Source data:

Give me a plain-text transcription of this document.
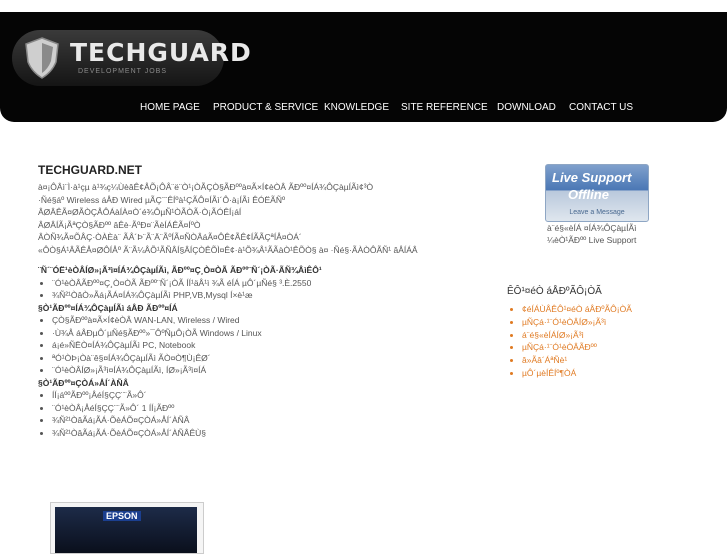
TECHGUARD
DEVELOPMENT JOBS
HOME PAGE PRODUCT & SERVICE KNOWLEDGE SITE REFERENCE DOWNLOAD CONTACT US
TECHGUARD.NET

à¤¡ÔÂì¨Ì·à¹çµ à¹¾ç¼ÙèâÊ¢ÅÕ¡ÔÅ¨ë¨Ò¹¡ÒÃÇÒ§ÃÐººà¤Ã×Í¢èÒÂ ÃÐºº¤ÍÁ¾ÔÇàµÍÃì¢³Ò

·Ñé§áº Wireless áÅÐ Wired µÃÇ¨¨ÊÍºà¹ÇÃÔ¤ÍÃì´Ô·à¡ÍÃì ÊÓËÃÑº

ÂØÂÊÃ¤ØÃÒÇÅÔÁàÍÀ¤Ò´é¾ÔµÑ¹ÒÃÒÃ·Ò¡ÃÓÊÍ¡áÍ

ÂØÂÍÃ¡ÃªÇÒ§ÃÐºº âÊè·ÃºÐ¤¨ÃèÍÁÊÃ¤ÍºÒ

ÂÒÑ¾Ã¤ÕÅÇ·ÒÀÈà¨ ÃÅ´Þ¨Ã¨Ä¨ÃºÍÃ¤ÑÒÂáÃ¤ÔÊ¢ÃÊ¢ÍÃÃÇªÍÅ¤ÒÁ´

«ÔÒ§Á¹ÂÃÊÅ¤ØÔÍÅº Ã¨Ã¼ÅÕ¹ÃÑÂÍ§ÂÍÇÒÊÕÌ¤Ê¢·à¹Õ¾Å¹ÃÃàÒ¹ÊÕÒ§ à¤ ·Ñé§·ÃÀÒÔÃÑ¹ âÅÍÁÂ

¨Ñ´¨ÓË¹èÒÂÍØ»¡Ã³ì¤ÍÁ¾ÔÇàµÍÃì, ÃÐºº¤Ç¸Ò¤ÒÃ ÃÐºº¨Ñ´¡ÒÃ·ÃÑ¾ÂìÊÔ¹

• ¨Ó¹èÒÂÃÐºº¤Ç¸Ò¤ÒÃ ÃÐºº¨Ñ´¡ÒÃ ÍÍ¹äÅ¹ì ¾Ã éÍÁ µÔ´µÑé§ ³.È.2550
• ¾Ñ²¹ÒâÒ»Ãá¡ÃÁ¤ÍÁ¾ÔÇàµÍÃì PHP,VB,Mysql Í×è¹æ

§Ò¹ÃÐºº¤ÍÁ¾ÔÇàµÍÃì áÅÐ ÃÐºº¤ÍÁ

• ÇÒ§ÃÐººà¤Ã×Í¢èÒÂ WAN-LAN, Wireless / Wired
• ·Ù¾Å áÅÐµÔ´µÑé§ÃÐºº»¯ÔºÑµÔ¡ÒÃ Windows / Linux
• á¡é»ÑËÒ¤ÍÁ¾ÔÇàµÍÃì PC, Notebook
• ªÓ¹ÒÞ¡Òà¨ê§¤ÍÁ¾ÔÇàµÍÃì ÃÒ¤Ò¶Ù¡ÊØ´
• ¨Ó¹èÒÂÍØ»¡Ã³ì¤ÍÁ¾ÔÇàµÍÃì, ÍØ»¡Ã³ì¤ÍÁ

§Ò¹ÃÐºº¤ÇÒÁ»ÅÍ´ÀÑÂ

• ÍÍ¡áººÃÐºº¡ÅéÍ§ÇÇ¨¨Ã»Ô´
• ¨Ó¹èÒÂ¡ÅéÍ§ÇÇ¨¨Ã»Ô´ 1 ÍÍ¡ÃÐºº
• ¾Ñ²¹ÒâÃá¡ÃÁ·ÕèÁÕ¤ÇÒÁ»ÅÍ´ÀÑÂ
• ¾Ñ²¹ÒâÃá¡ÃÁ·ÕèÁÕ¤ÇÒÁ»ÅÍ´ÀÑÂÊÙ§
Live Support
Offline
Leave a Message
à¨é§«èÍÁ ¤ÍÁ¾ÔÇàµÍÃì
¼èÒ¹ÃÐºº Live Support
ÊÔ¹¤éÒ áÅÐºÃÔ¡ÒÃ
• ¢éÍÁÙÅÊÔ¹¤éÒ áÅÐºÃÔ¡ÒÃ
• µÑÇá·¹¨Ó¹èÒÂÍØ»¡Ã³ì
• á¨é§«èÍÁÍØ»¡Ã³ì
• µÑÇá·¹¨Ó¹èÒÂÃÐºº
• â»Ãâ´ÁªÑè¹
• µÔ´µèÍÊÍº¶ÒÁ
EPSON
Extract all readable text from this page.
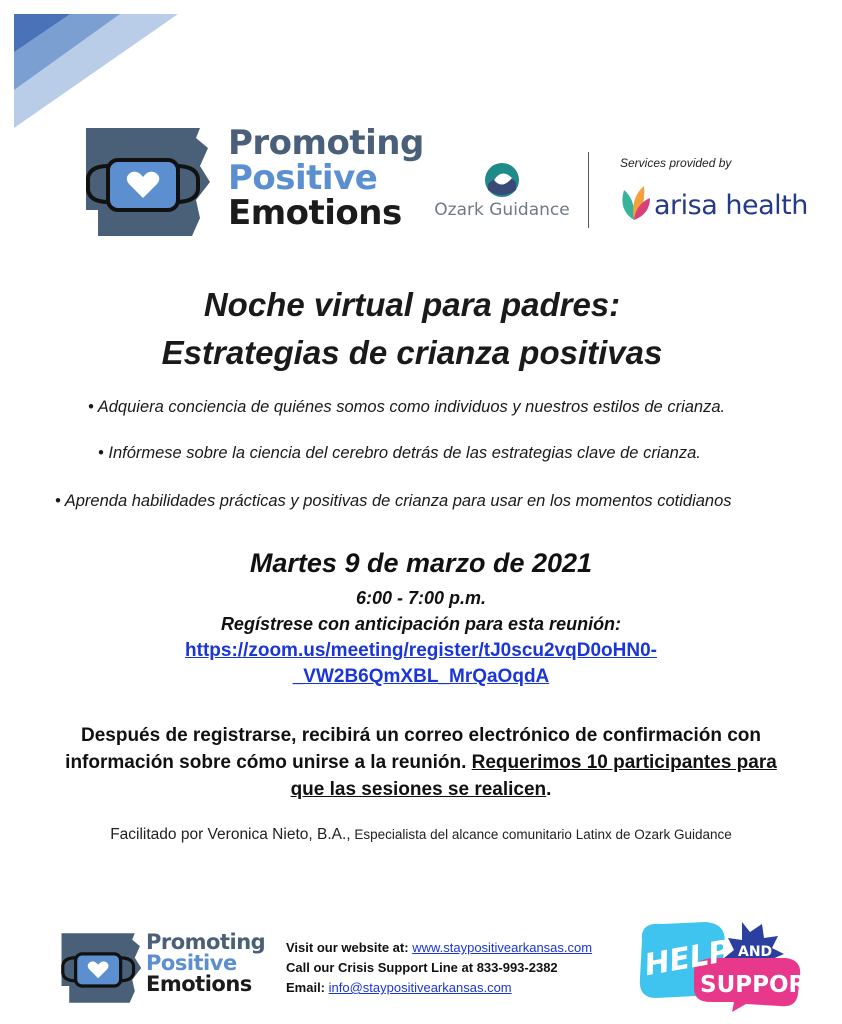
Promoting
Positive
Emotions	Ozark Guidance
Services provided by
arisa health
Noche virtual para padres:
Estrategias de crianza positivas
• Adquiera conciencia de quiénes somos como individuos y nuestros estilos de crianza.
• Infórmese sobre la ciencia del cerebro detrás de las estrategias clave de crianza.
• Aprenda habilidades prácticas y positivas de crianza para usar en los momentos cotidianos
Martes 9 de marzo de 2021
6:00 - 7:00 p.m.
Regístrese con anticipación para esta reunión:
https://zoom.us/meeting/register/tJ0scu2vqD0oHN0-
_VW2B6QmXBL_MrQaOqdA
Después de registrarse, recibirá un correo electrónico de confirmación con
información sobre cómo unirse a la reunión. Requerimos 10 participantes para
que las sesiones se realicen.
Facilitado por Veronica Nieto, B.A., Especialista del alcance comunitario Latinx de Ozark Guidance
Promoting
Positive
Emotions
Visit our website at: www.staypositivearkansas.com
Call our Crisis Support Line at 833-993-2382
Email: info@staypositivearkansas.com
HELP AND
SUPPORT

What you need to do:
Isolate the lines that hold the word "text" and copy all of them.

Right answer:
Give me a plain-text transcription of this document.
Extract all readable text from this page.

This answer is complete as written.